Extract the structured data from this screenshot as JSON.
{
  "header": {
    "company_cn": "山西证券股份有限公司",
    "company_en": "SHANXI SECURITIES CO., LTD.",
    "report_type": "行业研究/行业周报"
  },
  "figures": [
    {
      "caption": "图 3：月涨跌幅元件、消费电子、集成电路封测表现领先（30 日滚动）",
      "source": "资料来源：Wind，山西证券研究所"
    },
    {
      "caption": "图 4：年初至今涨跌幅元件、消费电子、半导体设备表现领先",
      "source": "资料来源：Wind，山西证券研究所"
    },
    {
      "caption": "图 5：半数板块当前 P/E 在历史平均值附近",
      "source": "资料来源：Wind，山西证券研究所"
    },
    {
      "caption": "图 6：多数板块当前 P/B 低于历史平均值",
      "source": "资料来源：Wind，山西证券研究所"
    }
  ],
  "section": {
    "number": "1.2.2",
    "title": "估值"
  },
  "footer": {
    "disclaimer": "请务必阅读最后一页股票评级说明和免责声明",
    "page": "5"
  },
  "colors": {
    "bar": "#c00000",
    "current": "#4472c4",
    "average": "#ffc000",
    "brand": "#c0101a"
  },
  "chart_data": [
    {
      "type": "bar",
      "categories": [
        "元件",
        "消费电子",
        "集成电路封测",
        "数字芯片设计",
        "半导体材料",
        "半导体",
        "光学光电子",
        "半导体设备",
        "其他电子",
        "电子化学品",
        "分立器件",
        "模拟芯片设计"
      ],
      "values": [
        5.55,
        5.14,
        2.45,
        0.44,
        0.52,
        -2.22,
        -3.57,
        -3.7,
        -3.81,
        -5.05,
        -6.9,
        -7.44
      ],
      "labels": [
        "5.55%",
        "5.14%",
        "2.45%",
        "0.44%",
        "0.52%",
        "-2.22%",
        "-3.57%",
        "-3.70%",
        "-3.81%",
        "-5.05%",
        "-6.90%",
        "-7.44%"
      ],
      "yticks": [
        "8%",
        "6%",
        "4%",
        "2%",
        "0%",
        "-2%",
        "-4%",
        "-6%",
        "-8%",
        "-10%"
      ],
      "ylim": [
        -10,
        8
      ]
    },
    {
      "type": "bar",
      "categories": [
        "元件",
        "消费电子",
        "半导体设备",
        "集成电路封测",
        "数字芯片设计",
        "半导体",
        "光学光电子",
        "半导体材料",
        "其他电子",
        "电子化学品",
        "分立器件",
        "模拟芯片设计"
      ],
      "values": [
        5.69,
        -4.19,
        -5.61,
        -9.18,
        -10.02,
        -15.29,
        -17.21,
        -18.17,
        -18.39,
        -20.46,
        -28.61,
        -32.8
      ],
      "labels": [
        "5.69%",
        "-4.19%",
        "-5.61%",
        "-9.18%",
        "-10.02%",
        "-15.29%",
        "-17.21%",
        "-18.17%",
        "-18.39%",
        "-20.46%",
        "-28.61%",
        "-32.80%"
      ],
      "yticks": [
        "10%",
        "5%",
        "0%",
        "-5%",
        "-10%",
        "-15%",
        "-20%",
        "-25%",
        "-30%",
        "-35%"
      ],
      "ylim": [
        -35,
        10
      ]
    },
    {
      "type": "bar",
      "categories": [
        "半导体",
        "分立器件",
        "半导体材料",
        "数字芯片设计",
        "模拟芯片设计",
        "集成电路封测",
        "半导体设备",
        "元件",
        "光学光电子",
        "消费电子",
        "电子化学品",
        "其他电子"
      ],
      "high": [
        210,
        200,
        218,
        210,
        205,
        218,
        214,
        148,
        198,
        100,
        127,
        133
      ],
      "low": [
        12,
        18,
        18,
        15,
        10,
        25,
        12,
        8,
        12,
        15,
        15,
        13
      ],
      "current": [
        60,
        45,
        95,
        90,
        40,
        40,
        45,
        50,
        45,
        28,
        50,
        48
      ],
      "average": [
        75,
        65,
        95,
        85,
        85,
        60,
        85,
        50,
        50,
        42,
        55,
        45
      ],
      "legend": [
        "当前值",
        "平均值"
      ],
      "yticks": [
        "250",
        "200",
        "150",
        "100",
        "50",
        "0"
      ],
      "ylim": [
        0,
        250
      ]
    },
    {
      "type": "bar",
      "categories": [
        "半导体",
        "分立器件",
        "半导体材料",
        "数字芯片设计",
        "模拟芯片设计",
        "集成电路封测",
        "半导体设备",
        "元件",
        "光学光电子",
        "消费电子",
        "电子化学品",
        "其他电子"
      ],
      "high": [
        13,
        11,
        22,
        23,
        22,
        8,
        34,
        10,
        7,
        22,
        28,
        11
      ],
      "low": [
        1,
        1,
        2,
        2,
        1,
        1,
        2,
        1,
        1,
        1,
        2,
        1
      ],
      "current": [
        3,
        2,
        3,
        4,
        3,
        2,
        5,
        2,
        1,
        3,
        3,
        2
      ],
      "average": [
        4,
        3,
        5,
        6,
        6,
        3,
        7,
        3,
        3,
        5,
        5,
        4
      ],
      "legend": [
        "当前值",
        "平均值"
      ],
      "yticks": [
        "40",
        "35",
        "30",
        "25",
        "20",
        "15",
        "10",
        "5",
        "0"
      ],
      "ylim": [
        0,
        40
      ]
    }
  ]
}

=======

#### Do this
Repeat back the data above, exact to the last character.

#### Output of the task
Extract the structured data from this screenshot as JSON.
{
  "header": {
    "company_cn": "山西证券股份有限公司",
    "company_en": "SHANXI SECURITIES CO., LTD.",
    "report_type": "行业研究/行业周报"
  },
  "figures": [
    {
      "caption": "图 3：月涨跌幅元件、消费电子、集成电路封测表现领先（30 日滚动）",
      "source": "资料来源：Wind，山西证券研究所"
    },
    {
      "caption": "图 4：年初至今涨跌幅元件、消费电子、半导体设备表现领先",
      "source": "资料来源：Wind，山西证券研究所"
    },
    {
      "caption": "图 5：半数板块当前 P/E 在历史平均值附近",
      "source": "资料来源：Wind，山西证券研究所"
    },
    {
      "caption": "图 6：多数板块当前 P/B 低于历史平均值",
      "source": "资料来源：Wind，山西证券研究所"
    }
  ],
  "section": {
    "number": "1.2.2",
    "title": "估值"
  },
  "footer": {
    "disclaimer": "请务必阅读最后一页股票评级说明和免责声明",
    "page": "5"
  },
  "colors": {
    "bar": "#c00000",
    "current": "#4472c4",
    "average": "#ffc000",
    "brand": "#c0101a"
  },
  "chart_data": [
    {
      "type": "bar",
      "categories": [
        "元件",
        "消费电子",
        "集成电路封测",
        "数字芯片设计",
        "半导体材料",
        "半导体",
        "光学光电子",
        "半导体设备",
        "其他电子",
        "电子化学品",
        "分立器件",
        "模拟芯片设计"
      ],
      "values": [
        5.55,
        5.14,
        2.45,
        0.44,
        0.52,
        -2.22,
        -3.57,
        -3.7,
        -3.81,
        -5.05,
        -6.9,
        -7.44
      ],
      "labels": [
        "5.55%",
        "5.14%",
        "2.45%",
        "0.44%",
        "0.52%",
        "-2.22%",
        "-3.57%",
        "-3.70%",
        "-3.81%",
        "-5.05%",
        "-6.90%",
        "-7.44%"
      ],
      "yticks": [
        "8%",
        "6%",
        "4%",
        "2%",
        "0%",
        "-2%",
        "-4%",
        "-6%",
        "-8%",
        "-10%"
      ],
      "ylim": [
        -10,
        8
      ]
    },
    {
      "type": "bar",
      "categories": [
        "元件",
        "消费电子",
        "半导体设备",
        "集成电路封测",
        "数字芯片设计",
        "半导体",
        "光学光电子",
        "半导体材料",
        "其他电子",
        "电子化学品",
        "分立器件",
        "模拟芯片设计"
      ],
      "values": [
        5.69,
        -4.19,
        -5.61,
        -9.18,
        -10.02,
        -15.29,
        -17.21,
        -18.17,
        -18.39,
        -20.46,
        -28.61,
        -32.8
      ],
      "labels": [
        "5.69%",
        "-4.19%",
        "-5.61%",
        "-9.18%",
        "-10.02%",
        "-15.29%",
        "-17.21%",
        "-18.17%",
        "-18.39%",
        "-20.46%",
        "-28.61%",
        "-32.80%"
      ],
      "yticks": [
        "10%",
        "5%",
        "0%",
        "-5%",
        "-10%",
        "-15%",
        "-20%",
        "-25%",
        "-30%",
        "-35%"
      ],
      "ylim": [
        -35,
        10
      ]
    },
    {
      "type": "bar",
      "categories": [
        "半导体",
        "分立器件",
        "半导体材料",
        "数字芯片设计",
        "模拟芯片设计",
        "集成电路封测",
        "半导体设备",
        "元件",
        "光学光电子",
        "消费电子",
        "电子化学品",
        "其他电子"
      ],
      "high": [
        210,
        200,
        218,
        210,
        205,
        218,
        214,
        148,
        198,
        100,
        127,
        133
      ],
      "low": [
        12,
        18,
        18,
        15,
        10,
        25,
        12,
        8,
        12,
        15,
        15,
        13
      ],
      "current": [
        60,
        45,
        95,
        90,
        40,
        40,
        45,
        50,
        45,
        28,
        50,
        48
      ],
      "average": [
        75,
        65,
        95,
        85,
        85,
        60,
        85,
        50,
        50,
        42,
        55,
        45
      ],
      "legend": [
        "当前值",
        "平均值"
      ],
      "yticks": [
        "250",
        "200",
        "150",
        "100",
        "50",
        "0"
      ],
      "ylim": [
        0,
        250
      ]
    },
    {
      "type": "bar",
      "categories": [
        "半导体",
        "分立器件",
        "半导体材料",
        "数字芯片设计",
        "模拟芯片设计",
        "集成电路封测",
        "半导体设备",
        "元件",
        "光学光电子",
        "消费电子",
        "电子化学品",
        "其他电子"
      ],
      "high": [
        13,
        11,
        22,
        23,
        22,
        8,
        34,
        10,
        7,
        22,
        28,
        11
      ],
      "low": [
        1,
        1,
        2,
        2,
        1,
        1,
        2,
        1,
        1,
        1,
        2,
        1
      ],
      "current": [
        3,
        2,
        3,
        4,
        3,
        2,
        5,
        2,
        1,
        3,
        3,
        2
      ],
      "average": [
        4,
        3,
        5,
        6,
        6,
        3,
        7,
        3,
        3,
        5,
        5,
        4
      ],
      "legend": [
        "当前值",
        "平均值"
      ],
      "yticks": [
        "40",
        "35",
        "30",
        "25",
        "20",
        "15",
        "10",
        "5",
        "0"
      ],
      "ylim": [
        0,
        40
      ]
    }
  ]
}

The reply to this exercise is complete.